__EXERCISE REQUIREMENTS__: Transcribe the listing exactly, leaving out every picture.

-- Start of INFORMATION SHOWN --

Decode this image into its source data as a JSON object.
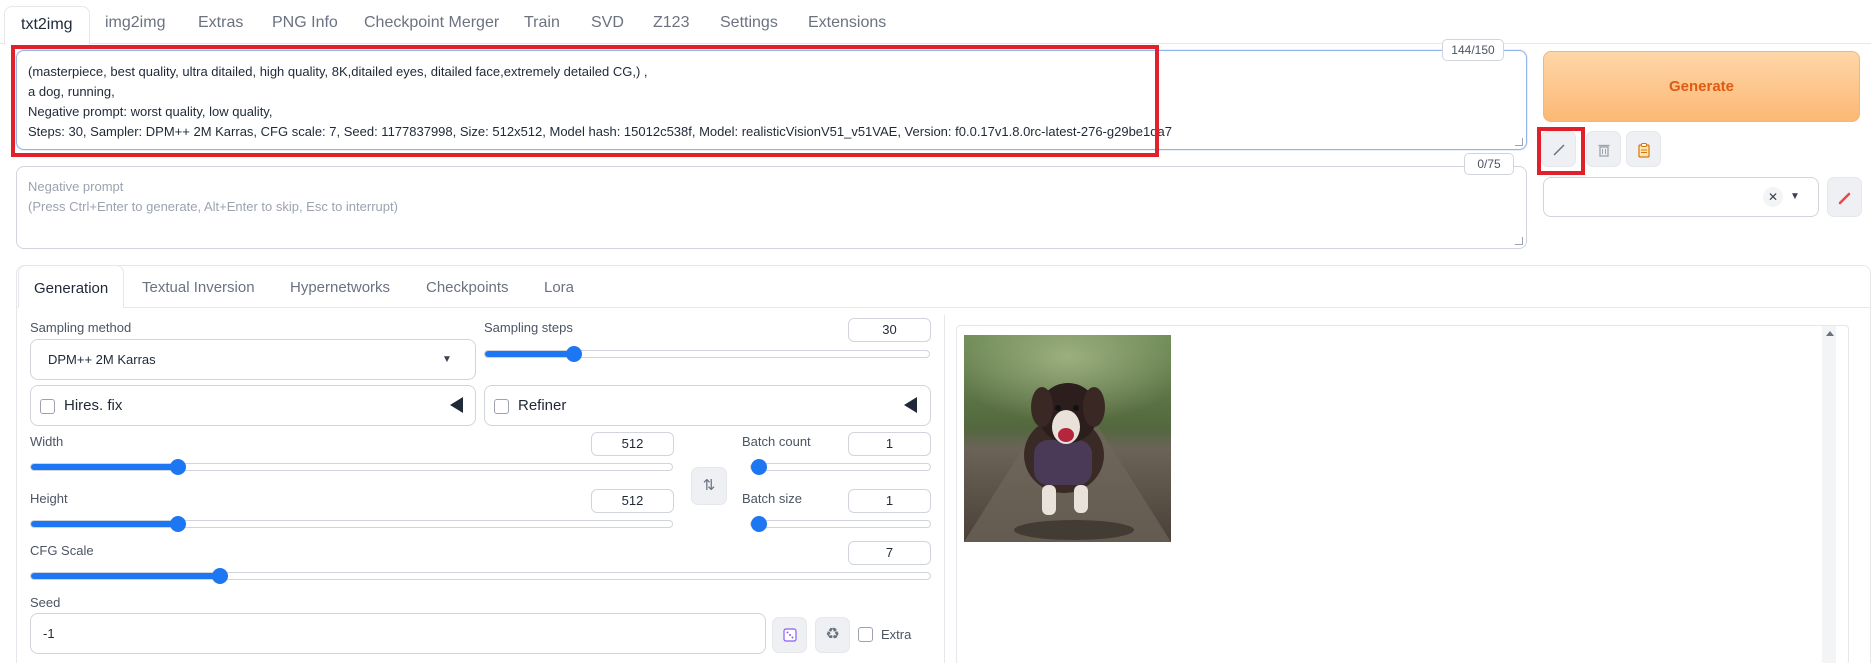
{
  "top_tabs": [
    "txt2img",
    "img2img",
    "Extras",
    "PNG Info",
    "Checkpoint Merger",
    "Train",
    "SVD",
    "Z123",
    "Settings",
    "Extensions"
  ],
  "prompt": {
    "lines": [
      "(masterpiece, best quality, ultra ditailed, high quality, 8K,ditailed eyes, ditailed face,extremely detailed CG,) ,",
      "a dog, running,",
      "Negative prompt: worst quality, low quality,",
      "Steps: 30, Sampler: DPM++ 2M Karras, CFG scale: 7, Seed: 1177837998, Size: 512x512, Model hash: 15012c538f, Model: realisticVisionV51_v51VAE, Version: f0.0.17v1.8.0rc-latest-276-g29be1da7"
    ],
    "token_count": "144/150"
  },
  "negative_prompt": {
    "placeholder_line1": "Negative prompt",
    "placeholder_line2": "(Press Ctrl+Enter to generate, Alt+Enter to skip, Esc to interrupt)",
    "token_count": "0/75"
  },
  "generate_label": "Generate",
  "tool_icons": [
    "read-params-icon",
    "trash-icon",
    "clipboard-icon"
  ],
  "sub_tabs": [
    "Generation",
    "Textual Inversion",
    "Hypernetworks",
    "Checkpoints",
    "Lora"
  ],
  "params": {
    "sampling_method_label": "Sampling method",
    "sampling_method": "DPM++ 2M Karras",
    "sampling_steps_label": "Sampling steps",
    "sampling_steps": "30",
    "hires_fix_label": "Hires. fix",
    "refiner_label": "Refiner",
    "width_label": "Width",
    "width": "512",
    "height_label": "Height",
    "height": "512",
    "batch_count_label": "Batch count",
    "batch_count": "1",
    "batch_size_label": "Batch size",
    "batch_size": "1",
    "cfg_label": "CFG Scale",
    "cfg": "7",
    "seed_label": "Seed",
    "seed": "-1",
    "extra_label": "Extra"
  },
  "slider_levels": {
    "sampling_steps": 0.2,
    "width": 0.23,
    "height": 0.23,
    "batch_count": 0.0,
    "batch_size": 0.0,
    "cfg": 0.21
  },
  "colors": {
    "accent": "#1d77f2",
    "generate_text": "#e05a14",
    "highlight_box": "#e0212b"
  }
}
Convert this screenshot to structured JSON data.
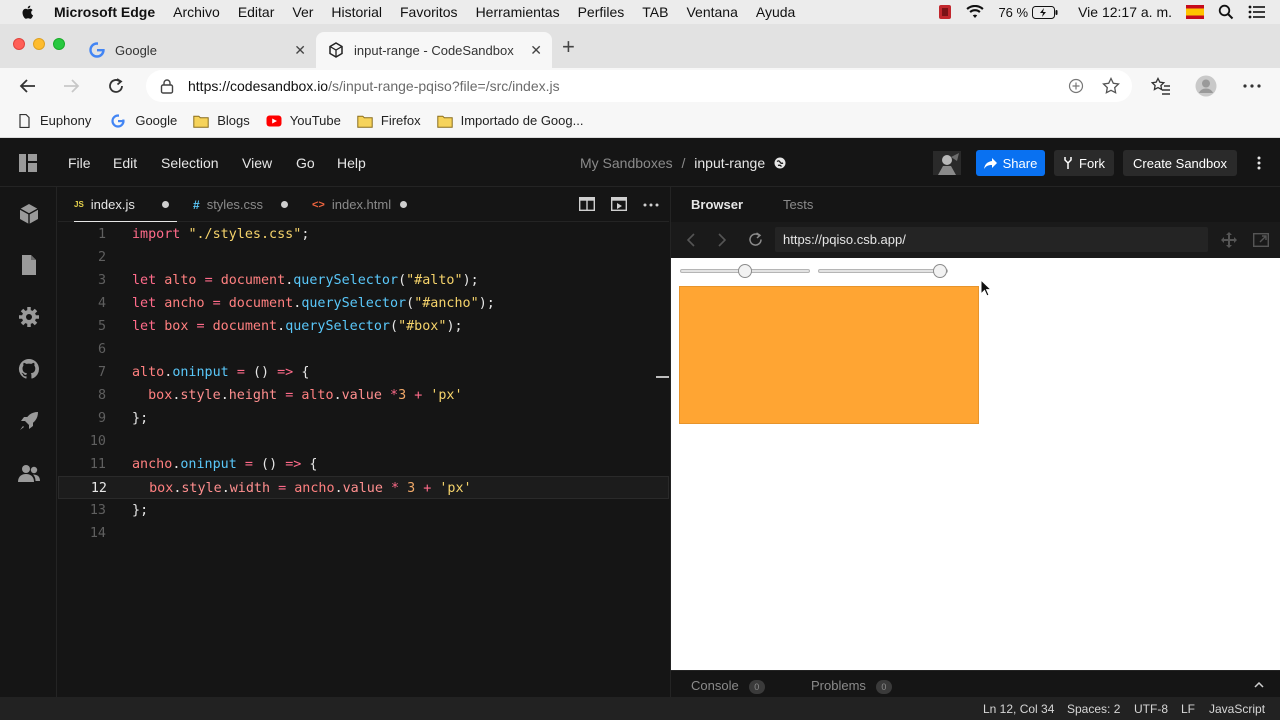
{
  "os_menubar": {
    "app_name": "Microsoft Edge",
    "items": [
      "Archivo",
      "Editar",
      "Ver",
      "Historial",
      "Favoritos",
      "Herramientas",
      "Perfiles",
      "TAB",
      "Ventana",
      "Ayuda"
    ],
    "battery": "76 %",
    "clock": "Vie 12:17 a. m."
  },
  "browser": {
    "tabs": [
      {
        "title": "Google",
        "active": false
      },
      {
        "title": "input-range - CodeSandbox",
        "active": true
      }
    ],
    "url_host": "https://codesandbox.io",
    "url_path": "/s/input-range-pqiso?file=/src/index.js",
    "bookmarks": [
      "Euphony",
      "Google",
      "Blogs",
      "YouTube",
      "Firefox",
      "Importado de Goog..."
    ]
  },
  "codesandbox": {
    "menu": [
      "File",
      "Edit",
      "Selection",
      "View",
      "Go",
      "Help"
    ],
    "breadcrumb_parent": "My Sandboxes",
    "breadcrumb_sep": "/",
    "sandbox_name": "input-range",
    "share_label": "Share",
    "fork_label": "Fork",
    "create_label": "Create Sandbox",
    "accent": "#0971f1"
  },
  "editor": {
    "tabs": [
      {
        "icon": "JS",
        "name": "index.js",
        "active": true
      },
      {
        "icon": "#",
        "name": "styles.css",
        "active": false
      },
      {
        "icon": "<>",
        "name": "index.html",
        "active": false
      }
    ],
    "current_line": 12,
    "lines": [
      "import \"./styles.css\";",
      "",
      "let alto = document.querySelector(\"#alto\");",
      "let ancho = document.querySelector(\"#ancho\");",
      "let box = document.querySelector(\"#box\");",
      "",
      "alto.oninput = () => {",
      "  box.style.height = alto.value *3 + 'px'",
      "};",
      "",
      "ancho.oninput = () => {",
      "  box.style.width = ancho.value * 3 + 'px'",
      "};",
      ""
    ]
  },
  "preview": {
    "tabs": [
      "Browser",
      "Tests"
    ],
    "url": "https://pqiso.csb.app/",
    "box_color": "#ffa533",
    "slider_alto_fraction": 0.5,
    "slider_ancho_fraction": 1.0,
    "console_label": "Console",
    "console_count": "0",
    "problems_label": "Problems",
    "problems_count": "0"
  },
  "statusbar": {
    "position": "Ln 12, Col 34",
    "spaces": "Spaces: 2",
    "encoding": "UTF-8",
    "eol": "LF",
    "language": "JavaScript"
  }
}
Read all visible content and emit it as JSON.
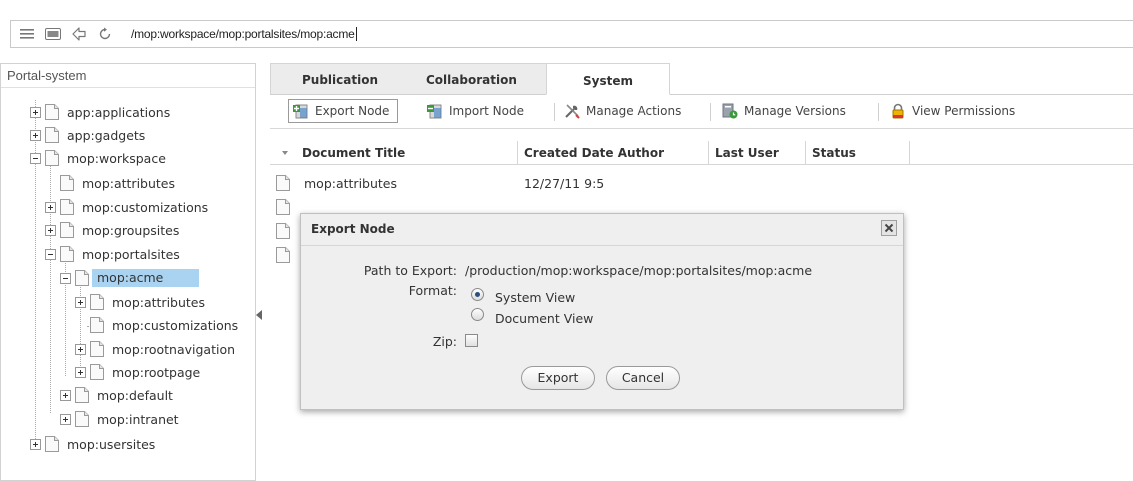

-- End of INFORMATION SHOWN --

__FULL RESPONSE__:
Decode this image into its source data as a JSON object.
{
  "top_tabs": [
    "txt2img",
    "img2img",
    "Extras",
    "PNG Info",
    "Checkpoint Merger",
    "Train",
    "SVD",
    "Z123",
    "Settings",
    "Extensions"
  ],
  "prompt": {
    "lines": [
      "(masterpiece, best quality, ultra ditailed, high quality, 8K,ditailed eyes, ditailed face,extremely detailed CG,) ,",
      "a dog, running,",
      "Negative prompt: worst quality, low quality,",
      "Steps: 30, Sampler: DPM++ 2M Karras, CFG scale: 7, Seed: 1177837998, Size: 512x512, Model hash: 15012c538f, Model: realisticVisionV51_v51VAE, Version: f0.0.17v1.8.0rc-latest-276-g29be1da7"
    ],
    "token_count": "144/150"
  },
  "negative_prompt": {
    "placeholder_line1": "Negative prompt",
    "placeholder_line2": "(Press Ctrl+Enter to generate, Alt+Enter to skip, Esc to interrupt)",
    "token_count": "0/75"
  },
  "generate_label": "Generate",
  "tool_icons": [
    "read-params-icon",
    "trash-icon",
    "clipboard-icon"
  ],
  "sub_tabs": [
    "Generation",
    "Textual Inversion",
    "Hypernetworks",
    "Checkpoints",
    "Lora"
  ],
  "params": {
    "sampling_method_label": "Sampling method",
    "sampling_method": "DPM++ 2M Karras",
    "sampling_steps_label": "Sampling steps",
    "sampling_steps": "30",
    "hires_fix_label": "Hires. fix",
    "refiner_label": "Refiner",
    "width_label": "Width",
    "width": "512",
    "height_label": "Height",
    "height": "512",
    "batch_count_label": "Batch count",
    "batch_count": "1",
    "batch_size_label": "Batch size",
    "batch_size": "1",
    "cfg_label": "CFG Scale",
    "cfg": "7",
    "seed_label": "Seed",
    "seed": "-1",
    "extra_label": "Extra"
  },
  "slider_levels": {
    "sampling_steps": 0.2,
    "width": 0.23,
    "height": 0.23,
    "batch_count": 0.0,
    "batch_size": 0.0,
    "cfg": 0.21
  },
  "colors": {
    "accent": "#1d77f2",
    "generate_text": "#e05a14",
    "highlight_box": "#e0212b"
  }
}
Convert this screenshot to structured JSON data.
{
  "os_menubar": {
    "app_name": "Microsoft Edge",
    "items": [
      "Archivo",
      "Editar",
      "Ver",
      "Historial",
      "Favoritos",
      "Herramientas",
      "Perfiles",
      "TAB",
      "Ventana",
      "Ayuda"
    ],
    "battery": "76 %",
    "clock": "Vie 12:17 a. m."
  },
  "browser": {
    "tabs": [
      {
        "title": "Google",
        "active": false
      },
      {
        "title": "input-range - CodeSandbox",
        "active": true
      }
    ],
    "url_host": "https://codesandbox.io",
    "url_path": "/s/input-range-pqiso?file=/src/index.js",
    "bookmarks": [
      "Euphony",
      "Google",
      "Blogs",
      "YouTube",
      "Firefox",
      "Importado de Goog..."
    ]
  },
  "codesandbox": {
    "menu": [
      "File",
      "Edit",
      "Selection",
      "View",
      "Go",
      "Help"
    ],
    "breadcrumb_parent": "My Sandboxes",
    "breadcrumb_sep": "/",
    "sandbox_name": "input-range",
    "share_label": "Share",
    "fork_label": "Fork",
    "create_label": "Create Sandbox",
    "accent": "#0971f1"
  },
  "editor": {
    "tabs": [
      {
        "icon": "JS",
        "name": "index.js",
        "active": true
      },
      {
        "icon": "#",
        "name": "styles.css",
        "active": false
      },
      {
        "icon": "<>",
        "name": "index.html",
        "active": false
      }
    ],
    "current_line": 12,
    "lines": [
      "import \"./styles.css\";",
      "",
      "let alto = document.querySelector(\"#alto\");",
      "let ancho = document.querySelector(\"#ancho\");",
      "let box = document.querySelector(\"#box\");",
      "",
      "alto.oninput = () => {",
      "  box.style.height = alto.value *3 + 'px'",
      "};",
      "",
      "ancho.oninput = () => {",
      "  box.style.width = ancho.value * 3 + 'px'",
      "};",
      ""
    ]
  },
  "preview": {
    "tabs": [
      "Browser",
      "Tests"
    ],
    "url": "https://pqiso.csb.app/",
    "box_color": "#ffa533",
    "slider_alto_fraction": 0.5,
    "slider_ancho_fraction": 1.0,
    "console_label": "Console",
    "console_count": "0",
    "problems_label": "Problems",
    "problems_count": "0"
  },
  "statusbar": {
    "position": "Ln 12, Col 34",
    "spaces": "Spaces: 2",
    "encoding": "UTF-8",
    "eol": "LF",
    "language": "JavaScript"
  }
}
Read all visible content and emit it as JSON.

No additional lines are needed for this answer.